## Set exercise
Retype all of the entries word for word.

## Record excerpts
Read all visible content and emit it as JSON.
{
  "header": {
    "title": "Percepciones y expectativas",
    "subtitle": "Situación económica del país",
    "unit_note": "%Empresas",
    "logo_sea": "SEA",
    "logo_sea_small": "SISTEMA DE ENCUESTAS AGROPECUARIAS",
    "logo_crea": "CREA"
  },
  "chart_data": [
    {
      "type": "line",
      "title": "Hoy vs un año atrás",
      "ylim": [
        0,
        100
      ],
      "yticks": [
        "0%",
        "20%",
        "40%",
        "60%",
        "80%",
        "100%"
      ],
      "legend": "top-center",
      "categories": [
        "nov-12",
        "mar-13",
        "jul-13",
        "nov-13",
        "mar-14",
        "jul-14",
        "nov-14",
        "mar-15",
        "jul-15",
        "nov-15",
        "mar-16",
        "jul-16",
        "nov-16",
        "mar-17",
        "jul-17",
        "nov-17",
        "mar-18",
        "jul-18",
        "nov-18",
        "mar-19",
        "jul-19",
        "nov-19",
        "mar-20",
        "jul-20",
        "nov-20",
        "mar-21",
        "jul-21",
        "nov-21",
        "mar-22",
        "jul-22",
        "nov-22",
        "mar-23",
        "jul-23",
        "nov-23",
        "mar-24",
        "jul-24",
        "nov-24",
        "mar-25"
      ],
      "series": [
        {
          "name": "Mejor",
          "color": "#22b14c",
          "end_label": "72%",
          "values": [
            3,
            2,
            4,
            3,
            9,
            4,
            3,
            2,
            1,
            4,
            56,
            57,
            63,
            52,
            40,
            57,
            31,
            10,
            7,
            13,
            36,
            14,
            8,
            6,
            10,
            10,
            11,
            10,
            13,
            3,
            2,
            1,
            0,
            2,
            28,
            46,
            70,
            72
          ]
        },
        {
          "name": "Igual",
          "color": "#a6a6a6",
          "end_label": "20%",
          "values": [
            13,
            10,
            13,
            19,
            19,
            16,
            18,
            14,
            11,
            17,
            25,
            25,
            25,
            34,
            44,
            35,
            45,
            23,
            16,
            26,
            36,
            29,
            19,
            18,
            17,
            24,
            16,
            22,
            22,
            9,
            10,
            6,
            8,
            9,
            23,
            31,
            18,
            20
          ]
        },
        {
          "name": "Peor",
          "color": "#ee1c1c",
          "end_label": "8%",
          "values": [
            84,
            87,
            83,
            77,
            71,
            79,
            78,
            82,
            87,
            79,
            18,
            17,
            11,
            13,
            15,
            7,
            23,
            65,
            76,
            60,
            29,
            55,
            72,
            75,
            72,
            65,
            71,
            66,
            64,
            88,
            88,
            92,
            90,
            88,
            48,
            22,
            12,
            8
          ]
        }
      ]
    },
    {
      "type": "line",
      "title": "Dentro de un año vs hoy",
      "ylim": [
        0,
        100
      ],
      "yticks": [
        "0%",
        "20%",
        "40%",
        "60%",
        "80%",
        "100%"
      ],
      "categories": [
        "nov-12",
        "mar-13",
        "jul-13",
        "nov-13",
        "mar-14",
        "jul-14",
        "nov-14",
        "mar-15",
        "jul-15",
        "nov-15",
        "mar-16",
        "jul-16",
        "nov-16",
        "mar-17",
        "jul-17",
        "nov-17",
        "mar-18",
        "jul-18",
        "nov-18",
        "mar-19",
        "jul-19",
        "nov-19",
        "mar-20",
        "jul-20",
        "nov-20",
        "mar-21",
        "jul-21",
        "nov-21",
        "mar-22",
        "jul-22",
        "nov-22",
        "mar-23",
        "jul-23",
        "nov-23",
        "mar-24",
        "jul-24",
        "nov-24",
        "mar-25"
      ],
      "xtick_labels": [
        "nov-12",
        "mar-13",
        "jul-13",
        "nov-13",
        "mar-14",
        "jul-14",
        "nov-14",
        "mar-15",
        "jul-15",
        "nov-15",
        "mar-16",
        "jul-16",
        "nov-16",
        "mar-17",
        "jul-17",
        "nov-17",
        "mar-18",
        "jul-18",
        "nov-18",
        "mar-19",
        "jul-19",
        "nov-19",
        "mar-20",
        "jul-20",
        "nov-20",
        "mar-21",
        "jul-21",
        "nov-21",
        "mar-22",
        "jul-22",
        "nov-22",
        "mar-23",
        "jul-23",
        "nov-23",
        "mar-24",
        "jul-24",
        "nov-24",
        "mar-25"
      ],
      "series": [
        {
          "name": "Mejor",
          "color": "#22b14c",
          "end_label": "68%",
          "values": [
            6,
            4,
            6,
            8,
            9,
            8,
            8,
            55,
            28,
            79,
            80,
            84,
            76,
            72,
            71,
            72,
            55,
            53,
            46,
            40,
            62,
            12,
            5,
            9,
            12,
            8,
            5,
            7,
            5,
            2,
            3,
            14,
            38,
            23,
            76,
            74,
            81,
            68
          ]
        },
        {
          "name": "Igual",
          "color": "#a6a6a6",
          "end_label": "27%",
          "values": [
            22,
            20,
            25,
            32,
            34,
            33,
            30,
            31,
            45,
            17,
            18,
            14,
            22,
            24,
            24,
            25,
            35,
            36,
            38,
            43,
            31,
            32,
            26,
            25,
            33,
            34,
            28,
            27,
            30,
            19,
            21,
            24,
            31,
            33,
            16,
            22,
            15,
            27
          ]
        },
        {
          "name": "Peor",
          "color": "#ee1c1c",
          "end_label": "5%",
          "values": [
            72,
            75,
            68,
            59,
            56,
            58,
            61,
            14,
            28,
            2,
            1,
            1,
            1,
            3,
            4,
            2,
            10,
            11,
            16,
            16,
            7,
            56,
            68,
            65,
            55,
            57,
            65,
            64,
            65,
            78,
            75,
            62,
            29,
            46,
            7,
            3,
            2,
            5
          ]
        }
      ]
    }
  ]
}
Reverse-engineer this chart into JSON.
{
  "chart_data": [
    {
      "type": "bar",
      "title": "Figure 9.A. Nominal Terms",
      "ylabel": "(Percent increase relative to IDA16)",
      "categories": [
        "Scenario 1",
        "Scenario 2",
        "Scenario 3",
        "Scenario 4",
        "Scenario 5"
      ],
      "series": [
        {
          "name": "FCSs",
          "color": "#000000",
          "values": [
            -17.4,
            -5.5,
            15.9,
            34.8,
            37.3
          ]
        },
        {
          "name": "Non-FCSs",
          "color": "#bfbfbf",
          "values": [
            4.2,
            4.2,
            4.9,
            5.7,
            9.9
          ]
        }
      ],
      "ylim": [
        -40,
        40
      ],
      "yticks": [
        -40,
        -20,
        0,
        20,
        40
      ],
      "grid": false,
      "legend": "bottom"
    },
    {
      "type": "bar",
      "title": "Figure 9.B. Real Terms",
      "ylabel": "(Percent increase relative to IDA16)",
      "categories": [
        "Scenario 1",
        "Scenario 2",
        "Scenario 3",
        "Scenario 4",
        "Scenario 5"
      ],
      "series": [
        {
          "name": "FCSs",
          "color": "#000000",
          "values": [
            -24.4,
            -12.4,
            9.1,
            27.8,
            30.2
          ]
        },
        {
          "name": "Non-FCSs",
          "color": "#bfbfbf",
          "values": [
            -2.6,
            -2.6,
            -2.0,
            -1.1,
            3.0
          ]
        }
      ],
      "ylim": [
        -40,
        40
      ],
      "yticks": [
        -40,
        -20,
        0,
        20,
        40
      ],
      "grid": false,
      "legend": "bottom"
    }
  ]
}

## Response to the exercise
Read all visible content and emit it as JSON.
{
  "header": {
    "title": "Percepciones y expectativas",
    "subtitle": "Situación económica del país",
    "unit_note": "%Empresas",
    "logo_sea": "SEA",
    "logo_sea_small": "SISTEMA DE ENCUESTAS AGROPECUARIAS",
    "logo_crea": "CREA"
  },
  "chart_data": [
    {
      "type": "line",
      "title": "Hoy vs un año atrás",
      "ylim": [
        0,
        100
      ],
      "yticks": [
        "0%",
        "20%",
        "40%",
        "60%",
        "80%",
        "100%"
      ],
      "legend": "top-center",
      "categories": [
        "nov-12",
        "mar-13",
        "jul-13",
        "nov-13",
        "mar-14",
        "jul-14",
        "nov-14",
        "mar-15",
        "jul-15",
        "nov-15",
        "mar-16",
        "jul-16",
        "nov-16",
        "mar-17",
        "jul-17",
        "nov-17",
        "mar-18",
        "jul-18",
        "nov-18",
        "mar-19",
        "jul-19",
        "nov-19",
        "mar-20",
        "jul-20",
        "nov-20",
        "mar-21",
        "jul-21",
        "nov-21",
        "mar-22",
        "jul-22",
        "nov-22",
        "mar-23",
        "jul-23",
        "nov-23",
        "mar-24",
        "jul-24",
        "nov-24",
        "mar-25"
      ],
      "series": [
        {
          "name": "Mejor",
          "color": "#22b14c",
          "end_label": "72%",
          "values": [
            3,
            2,
            4,
            3,
            9,
            4,
            3,
            2,
            1,
            4,
            56,
            57,
            63,
            52,
            40,
            57,
            31,
            10,
            7,
            13,
            36,
            14,
            8,
            6,
            10,
            10,
            11,
            10,
            13,
            3,
            2,
            1,
            0,
            2,
            28,
            46,
            70,
            72
          ]
        },
        {
          "name": "Igual",
          "color": "#a6a6a6",
          "end_label": "20%",
          "values": [
            13,
            10,
            13,
            19,
            19,
            16,
            18,
            14,
            11,
            17,
            25,
            25,
            25,
            34,
            44,
            35,
            45,
            23,
            16,
            26,
            36,
            29,
            19,
            18,
            17,
            24,
            16,
            22,
            22,
            9,
            10,
            6,
            8,
            9,
            23,
            31,
            18,
            20
          ]
        },
        {
          "name": "Peor",
          "color": "#ee1c1c",
          "end_label": "8%",
          "values": [
            84,
            87,
            83,
            77,
            71,
            79,
            78,
            82,
            87,
            79,
            18,
            17,
            11,
            13,
            15,
            7,
            23,
            65,
            76,
            60,
            29,
            55,
            72,
            75,
            72,
            65,
            71,
            66,
            64,
            88,
            88,
            92,
            90,
            88,
            48,
            22,
            12,
            8
          ]
        }
      ]
    },
    {
      "type": "line",
      "title": "Dentro de un año vs hoy",
      "ylim": [
        0,
        100
      ],
      "yticks": [
        "0%",
        "20%",
        "40%",
        "60%",
        "80%",
        "100%"
      ],
      "categories": [
        "nov-12",
        "mar-13",
        "jul-13",
        "nov-13",
        "mar-14",
        "jul-14",
        "nov-14",
        "mar-15",
        "jul-15",
        "nov-15",
        "mar-16",
        "jul-16",
        "nov-16",
        "mar-17",
        "jul-17",
        "nov-17",
        "mar-18",
        "jul-18",
        "nov-18",
        "mar-19",
        "jul-19",
        "nov-19",
        "mar-20",
        "jul-20",
        "nov-20",
        "mar-21",
        "jul-21",
        "nov-21",
        "mar-22",
        "jul-22",
        "nov-22",
        "mar-23",
        "jul-23",
        "nov-23",
        "mar-24",
        "jul-24",
        "nov-24",
        "mar-25"
      ],
      "xtick_labels": [
        "nov-12",
        "mar-13",
        "jul-13",
        "nov-13",
        "mar-14",
        "jul-14",
        "nov-14",
        "mar-15",
        "jul-15",
        "nov-15",
        "mar-16",
        "jul-16",
        "nov-16",
        "mar-17",
        "jul-17",
        "nov-17",
        "mar-18",
        "jul-18",
        "nov-18",
        "mar-19",
        "jul-19",
        "nov-19",
        "mar-20",
        "jul-20",
        "nov-20",
        "mar-21",
        "jul-21",
        "nov-21",
        "mar-22",
        "jul-22",
        "nov-22",
        "mar-23",
        "jul-23",
        "nov-23",
        "mar-24",
        "jul-24",
        "nov-24",
        "mar-25"
      ],
      "series": [
        {
          "name": "Mejor",
          "color": "#22b14c",
          "end_label": "68%",
          "values": [
            6,
            4,
            6,
            8,
            9,
            8,
            8,
            55,
            28,
            79,
            80,
            84,
            76,
            72,
            71,
            72,
            55,
            53,
            46,
            40,
            62,
            12,
            5,
            9,
            12,
            8,
            5,
            7,
            5,
            2,
            3,
            14,
            38,
            23,
            76,
            74,
            81,
            68
          ]
        },
        {
          "name": "Igual",
          "color": "#a6a6a6",
          "end_label": "27%",
          "values": [
            22,
            20,
            25,
            32,
            34,
            33,
            30,
            31,
            45,
            17,
            18,
            14,
            22,
            24,
            24,
            25,
            35,
            36,
            38,
            43,
            31,
            32,
            26,
            25,
            33,
            34,
            28,
            27,
            30,
            19,
            21,
            24,
            31,
            33,
            16,
            22,
            15,
            27
          ]
        },
        {
          "name": "Peor",
          "color": "#ee1c1c",
          "end_label": "5%",
          "values": [
            72,
            75,
            68,
            59,
            56,
            58,
            61,
            14,
            28,
            2,
            1,
            1,
            1,
            3,
            4,
            2,
            10,
            11,
            16,
            16,
            7,
            56,
            68,
            65,
            55,
            57,
            65,
            64,
            65,
            78,
            75,
            62,
            29,
            46,
            7,
            3,
            2,
            5
          ]
        }
      ]
    }
  ]
}
Reverse-engineer this chart into JSON.
{
  "chart_data": [
    {
      "type": "bar",
      "title": "Figure 9.A. Nominal Terms",
      "ylabel": "(Percent increase relative to IDA16)",
      "categories": [
        "Scenario 1",
        "Scenario 2",
        "Scenario 3",
        "Scenario 4",
        "Scenario 5"
      ],
      "series": [
        {
          "name": "FCSs",
          "color": "#000000",
          "values": [
            -17.4,
            -5.5,
            15.9,
            34.8,
            37.3
          ]
        },
        {
          "name": "Non-FCSs",
          "color": "#bfbfbf",
          "values": [
            4.2,
            4.2,
            4.9,
            5.7,
            9.9
          ]
        }
      ],
      "ylim": [
        -40,
        40
      ],
      "yticks": [
        -40,
        -20,
        0,
        20,
        40
      ],
      "grid": false,
      "legend": "bottom"
    },
    {
      "type": "bar",
      "title": "Figure 9.B. Real Terms",
      "ylabel": "(Percent increase relative to IDA16)",
      "categories": [
        "Scenario 1",
        "Scenario 2",
        "Scenario 3",
        "Scenario 4",
        "Scenario 5"
      ],
      "series": [
        {
          "name": "FCSs",
          "color": "#000000",
          "values": [
            -24.4,
            -12.4,
            9.1,
            27.8,
            30.2
          ]
        },
        {
          "name": "Non-FCSs",
          "color": "#bfbfbf",
          "values": [
            -2.6,
            -2.6,
            -2.0,
            -1.1,
            3.0
          ]
        }
      ],
      "ylim": [
        -40,
        40
      ],
      "yticks": [
        -40,
        -20,
        0,
        20,
        40
      ],
      "grid": false,
      "legend": "bottom"
    }
  ]
}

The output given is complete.